GIVEN PROBLEM ->
From the listing below, copy every line with the word "Главная".

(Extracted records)
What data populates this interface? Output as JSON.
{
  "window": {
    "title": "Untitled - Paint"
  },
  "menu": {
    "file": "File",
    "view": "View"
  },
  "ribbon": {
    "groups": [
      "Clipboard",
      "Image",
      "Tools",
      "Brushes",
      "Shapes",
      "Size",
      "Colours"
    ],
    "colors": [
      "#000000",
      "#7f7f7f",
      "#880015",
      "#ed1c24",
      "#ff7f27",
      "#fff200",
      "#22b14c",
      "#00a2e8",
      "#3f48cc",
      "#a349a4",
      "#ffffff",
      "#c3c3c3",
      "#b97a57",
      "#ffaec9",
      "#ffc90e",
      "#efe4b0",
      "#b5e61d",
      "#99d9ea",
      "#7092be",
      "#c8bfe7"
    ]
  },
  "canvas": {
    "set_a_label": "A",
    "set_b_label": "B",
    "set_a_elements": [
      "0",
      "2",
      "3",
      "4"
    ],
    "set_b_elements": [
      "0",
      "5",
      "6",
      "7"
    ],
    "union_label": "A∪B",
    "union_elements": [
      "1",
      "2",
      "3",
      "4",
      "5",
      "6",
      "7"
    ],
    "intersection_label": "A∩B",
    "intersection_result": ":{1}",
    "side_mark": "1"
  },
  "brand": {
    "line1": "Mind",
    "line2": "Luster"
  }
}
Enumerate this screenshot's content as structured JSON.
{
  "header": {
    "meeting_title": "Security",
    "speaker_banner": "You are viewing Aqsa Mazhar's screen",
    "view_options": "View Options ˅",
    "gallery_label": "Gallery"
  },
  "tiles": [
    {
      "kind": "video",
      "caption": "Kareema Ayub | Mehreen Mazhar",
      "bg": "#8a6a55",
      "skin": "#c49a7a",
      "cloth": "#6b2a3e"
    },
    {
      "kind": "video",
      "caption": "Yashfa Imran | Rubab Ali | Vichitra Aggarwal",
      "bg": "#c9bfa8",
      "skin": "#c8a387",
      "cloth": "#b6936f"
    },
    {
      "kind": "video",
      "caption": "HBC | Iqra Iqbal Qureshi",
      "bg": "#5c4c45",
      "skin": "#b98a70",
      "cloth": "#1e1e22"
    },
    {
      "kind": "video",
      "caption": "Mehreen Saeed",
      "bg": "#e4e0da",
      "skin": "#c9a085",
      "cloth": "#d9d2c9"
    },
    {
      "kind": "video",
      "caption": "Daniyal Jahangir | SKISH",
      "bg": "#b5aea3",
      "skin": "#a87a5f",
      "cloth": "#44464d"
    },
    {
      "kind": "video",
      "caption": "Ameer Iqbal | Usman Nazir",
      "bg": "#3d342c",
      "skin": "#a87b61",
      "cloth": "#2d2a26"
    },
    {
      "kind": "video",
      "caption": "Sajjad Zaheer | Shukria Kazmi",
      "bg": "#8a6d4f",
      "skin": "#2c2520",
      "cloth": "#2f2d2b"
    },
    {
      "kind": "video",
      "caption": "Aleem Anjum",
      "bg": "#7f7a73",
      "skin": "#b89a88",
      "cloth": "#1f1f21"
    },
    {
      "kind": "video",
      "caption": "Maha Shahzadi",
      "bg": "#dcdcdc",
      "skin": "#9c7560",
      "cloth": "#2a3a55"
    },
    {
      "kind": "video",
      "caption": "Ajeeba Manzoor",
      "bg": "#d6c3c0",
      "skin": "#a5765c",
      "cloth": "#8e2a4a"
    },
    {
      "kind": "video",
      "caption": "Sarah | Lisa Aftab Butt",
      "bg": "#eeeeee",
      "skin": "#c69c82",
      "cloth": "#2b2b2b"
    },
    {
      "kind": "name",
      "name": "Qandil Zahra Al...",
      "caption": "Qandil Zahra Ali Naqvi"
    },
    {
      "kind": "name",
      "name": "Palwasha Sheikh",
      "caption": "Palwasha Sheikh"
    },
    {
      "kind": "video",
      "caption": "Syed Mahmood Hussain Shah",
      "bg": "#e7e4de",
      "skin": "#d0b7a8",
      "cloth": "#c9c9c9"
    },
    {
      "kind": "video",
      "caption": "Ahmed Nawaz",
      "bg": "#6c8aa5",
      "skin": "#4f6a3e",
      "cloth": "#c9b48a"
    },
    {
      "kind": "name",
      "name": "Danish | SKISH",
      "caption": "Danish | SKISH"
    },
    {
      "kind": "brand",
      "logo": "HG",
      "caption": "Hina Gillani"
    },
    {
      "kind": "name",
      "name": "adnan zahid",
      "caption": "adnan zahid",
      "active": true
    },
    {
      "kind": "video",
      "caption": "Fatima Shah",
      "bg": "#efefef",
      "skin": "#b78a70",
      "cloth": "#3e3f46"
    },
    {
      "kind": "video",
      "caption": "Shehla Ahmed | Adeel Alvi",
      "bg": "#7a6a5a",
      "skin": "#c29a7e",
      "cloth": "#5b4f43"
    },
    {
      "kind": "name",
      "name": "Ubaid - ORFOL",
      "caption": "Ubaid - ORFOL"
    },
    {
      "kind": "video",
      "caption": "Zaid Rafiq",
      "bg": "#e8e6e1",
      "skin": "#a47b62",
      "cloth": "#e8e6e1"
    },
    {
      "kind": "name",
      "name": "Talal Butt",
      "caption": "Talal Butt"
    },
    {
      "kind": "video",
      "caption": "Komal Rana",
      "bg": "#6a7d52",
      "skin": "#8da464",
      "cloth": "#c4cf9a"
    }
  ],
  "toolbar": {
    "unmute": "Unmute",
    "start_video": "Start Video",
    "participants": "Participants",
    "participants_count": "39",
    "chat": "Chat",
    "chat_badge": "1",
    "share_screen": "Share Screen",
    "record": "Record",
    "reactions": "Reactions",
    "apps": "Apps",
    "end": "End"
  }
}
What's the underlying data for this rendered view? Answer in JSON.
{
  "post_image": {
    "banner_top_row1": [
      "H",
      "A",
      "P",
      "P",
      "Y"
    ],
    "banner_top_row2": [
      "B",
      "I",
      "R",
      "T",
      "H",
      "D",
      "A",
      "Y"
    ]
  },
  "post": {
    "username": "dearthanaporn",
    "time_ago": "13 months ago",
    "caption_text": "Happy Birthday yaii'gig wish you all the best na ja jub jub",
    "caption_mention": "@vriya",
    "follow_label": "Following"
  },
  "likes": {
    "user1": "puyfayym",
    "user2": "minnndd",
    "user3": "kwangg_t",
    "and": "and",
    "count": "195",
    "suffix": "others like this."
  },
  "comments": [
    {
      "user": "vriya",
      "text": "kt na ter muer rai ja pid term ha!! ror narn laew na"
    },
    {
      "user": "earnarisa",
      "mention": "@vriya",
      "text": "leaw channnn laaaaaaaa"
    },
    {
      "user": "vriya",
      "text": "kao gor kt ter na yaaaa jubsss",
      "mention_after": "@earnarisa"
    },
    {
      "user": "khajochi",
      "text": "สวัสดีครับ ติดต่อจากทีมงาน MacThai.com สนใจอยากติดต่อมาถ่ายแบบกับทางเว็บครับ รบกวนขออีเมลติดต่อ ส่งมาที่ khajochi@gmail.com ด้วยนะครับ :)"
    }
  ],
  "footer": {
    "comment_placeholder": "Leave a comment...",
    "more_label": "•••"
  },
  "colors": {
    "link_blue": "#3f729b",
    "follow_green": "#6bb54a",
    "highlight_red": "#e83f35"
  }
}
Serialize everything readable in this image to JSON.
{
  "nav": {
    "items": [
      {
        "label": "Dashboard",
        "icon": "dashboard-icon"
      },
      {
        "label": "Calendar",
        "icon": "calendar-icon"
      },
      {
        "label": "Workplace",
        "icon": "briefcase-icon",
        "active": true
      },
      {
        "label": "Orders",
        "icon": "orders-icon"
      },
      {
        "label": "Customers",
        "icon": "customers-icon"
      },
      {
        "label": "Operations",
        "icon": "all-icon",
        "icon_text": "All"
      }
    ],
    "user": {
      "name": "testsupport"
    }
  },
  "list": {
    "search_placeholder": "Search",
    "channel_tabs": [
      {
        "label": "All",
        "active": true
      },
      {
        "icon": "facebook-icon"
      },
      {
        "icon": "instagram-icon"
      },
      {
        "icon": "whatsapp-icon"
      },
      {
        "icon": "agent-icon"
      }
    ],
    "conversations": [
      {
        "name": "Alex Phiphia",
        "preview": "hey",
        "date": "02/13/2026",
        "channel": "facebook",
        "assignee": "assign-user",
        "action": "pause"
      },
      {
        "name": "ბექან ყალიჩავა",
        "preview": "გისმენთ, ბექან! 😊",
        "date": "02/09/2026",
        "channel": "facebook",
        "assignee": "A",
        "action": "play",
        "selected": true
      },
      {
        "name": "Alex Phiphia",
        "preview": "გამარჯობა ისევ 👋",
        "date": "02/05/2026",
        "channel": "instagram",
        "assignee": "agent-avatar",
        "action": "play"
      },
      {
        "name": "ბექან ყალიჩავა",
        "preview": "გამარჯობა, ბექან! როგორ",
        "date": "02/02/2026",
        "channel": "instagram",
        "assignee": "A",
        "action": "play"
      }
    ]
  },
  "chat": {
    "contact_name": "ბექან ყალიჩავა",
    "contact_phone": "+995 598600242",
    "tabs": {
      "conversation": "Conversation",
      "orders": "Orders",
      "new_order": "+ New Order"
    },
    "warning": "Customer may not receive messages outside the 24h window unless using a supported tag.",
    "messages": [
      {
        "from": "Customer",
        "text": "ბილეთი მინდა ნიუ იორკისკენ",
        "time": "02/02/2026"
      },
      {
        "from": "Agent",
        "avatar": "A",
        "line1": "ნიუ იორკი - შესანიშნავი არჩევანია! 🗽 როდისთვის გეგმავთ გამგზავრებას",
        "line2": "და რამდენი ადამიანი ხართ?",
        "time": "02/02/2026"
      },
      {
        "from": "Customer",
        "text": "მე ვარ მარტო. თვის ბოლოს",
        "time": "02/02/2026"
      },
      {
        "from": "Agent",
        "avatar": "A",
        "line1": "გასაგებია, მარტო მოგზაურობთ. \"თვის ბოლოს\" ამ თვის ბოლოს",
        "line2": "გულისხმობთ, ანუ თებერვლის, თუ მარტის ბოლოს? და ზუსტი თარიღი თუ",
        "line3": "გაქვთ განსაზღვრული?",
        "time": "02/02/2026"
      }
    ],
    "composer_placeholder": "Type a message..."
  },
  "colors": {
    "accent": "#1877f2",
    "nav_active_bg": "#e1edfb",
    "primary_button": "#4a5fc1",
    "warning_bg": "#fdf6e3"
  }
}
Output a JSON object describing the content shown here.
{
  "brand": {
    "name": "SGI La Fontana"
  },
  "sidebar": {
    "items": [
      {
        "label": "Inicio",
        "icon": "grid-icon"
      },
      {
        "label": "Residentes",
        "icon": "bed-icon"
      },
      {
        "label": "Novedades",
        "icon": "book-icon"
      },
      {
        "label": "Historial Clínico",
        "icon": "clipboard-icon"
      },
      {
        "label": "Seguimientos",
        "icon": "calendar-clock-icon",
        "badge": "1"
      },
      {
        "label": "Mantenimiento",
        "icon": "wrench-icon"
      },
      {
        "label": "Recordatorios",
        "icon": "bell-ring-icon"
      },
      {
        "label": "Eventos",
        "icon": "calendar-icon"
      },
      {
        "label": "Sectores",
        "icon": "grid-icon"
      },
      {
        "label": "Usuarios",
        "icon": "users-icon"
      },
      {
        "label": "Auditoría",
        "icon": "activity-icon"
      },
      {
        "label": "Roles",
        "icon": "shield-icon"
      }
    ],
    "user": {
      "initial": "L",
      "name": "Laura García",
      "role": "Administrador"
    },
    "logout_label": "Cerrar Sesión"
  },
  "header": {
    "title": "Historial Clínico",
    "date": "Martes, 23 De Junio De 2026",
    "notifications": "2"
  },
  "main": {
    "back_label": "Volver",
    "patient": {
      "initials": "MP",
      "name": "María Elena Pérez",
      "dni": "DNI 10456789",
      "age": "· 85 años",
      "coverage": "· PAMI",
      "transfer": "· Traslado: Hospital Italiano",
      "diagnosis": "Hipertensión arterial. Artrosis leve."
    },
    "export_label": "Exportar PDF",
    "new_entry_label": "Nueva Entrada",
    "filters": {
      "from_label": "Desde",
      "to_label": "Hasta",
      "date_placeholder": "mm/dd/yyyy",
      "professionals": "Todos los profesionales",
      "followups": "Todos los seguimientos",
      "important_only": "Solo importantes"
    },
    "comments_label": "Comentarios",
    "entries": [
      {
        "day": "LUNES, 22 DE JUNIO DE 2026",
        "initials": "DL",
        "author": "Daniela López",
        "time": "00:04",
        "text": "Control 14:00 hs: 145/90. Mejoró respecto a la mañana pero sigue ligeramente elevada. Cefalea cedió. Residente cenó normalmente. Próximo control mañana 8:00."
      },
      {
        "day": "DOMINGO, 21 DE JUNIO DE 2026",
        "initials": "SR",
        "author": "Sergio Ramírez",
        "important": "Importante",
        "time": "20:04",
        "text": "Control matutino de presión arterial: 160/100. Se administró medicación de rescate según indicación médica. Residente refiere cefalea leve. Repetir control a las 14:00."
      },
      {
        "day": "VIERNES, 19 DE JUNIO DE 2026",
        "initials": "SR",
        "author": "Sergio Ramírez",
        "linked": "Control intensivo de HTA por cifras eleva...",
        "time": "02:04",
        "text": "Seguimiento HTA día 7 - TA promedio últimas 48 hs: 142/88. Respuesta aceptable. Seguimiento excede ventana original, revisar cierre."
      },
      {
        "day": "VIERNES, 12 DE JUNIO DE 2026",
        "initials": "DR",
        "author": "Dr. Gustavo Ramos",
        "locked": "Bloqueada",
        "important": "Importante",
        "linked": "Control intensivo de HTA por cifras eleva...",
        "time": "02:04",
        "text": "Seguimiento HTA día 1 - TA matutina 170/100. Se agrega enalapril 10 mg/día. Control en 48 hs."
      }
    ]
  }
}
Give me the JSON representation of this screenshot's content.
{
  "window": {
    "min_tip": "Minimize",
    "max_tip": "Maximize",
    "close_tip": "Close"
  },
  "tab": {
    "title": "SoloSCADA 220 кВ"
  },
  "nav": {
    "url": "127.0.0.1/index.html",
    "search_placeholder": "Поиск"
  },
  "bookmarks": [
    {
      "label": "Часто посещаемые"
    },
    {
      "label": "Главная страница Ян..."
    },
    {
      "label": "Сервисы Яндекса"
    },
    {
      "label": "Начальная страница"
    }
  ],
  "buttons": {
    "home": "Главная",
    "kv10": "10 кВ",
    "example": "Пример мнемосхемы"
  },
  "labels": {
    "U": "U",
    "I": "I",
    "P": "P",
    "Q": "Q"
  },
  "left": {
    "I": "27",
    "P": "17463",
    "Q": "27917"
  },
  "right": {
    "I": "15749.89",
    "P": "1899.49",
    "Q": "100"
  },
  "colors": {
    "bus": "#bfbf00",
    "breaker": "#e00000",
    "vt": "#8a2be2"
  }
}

THE COMPLETED TASK ->
      "label": "Главная страница Ян..."
    "home": "Главная",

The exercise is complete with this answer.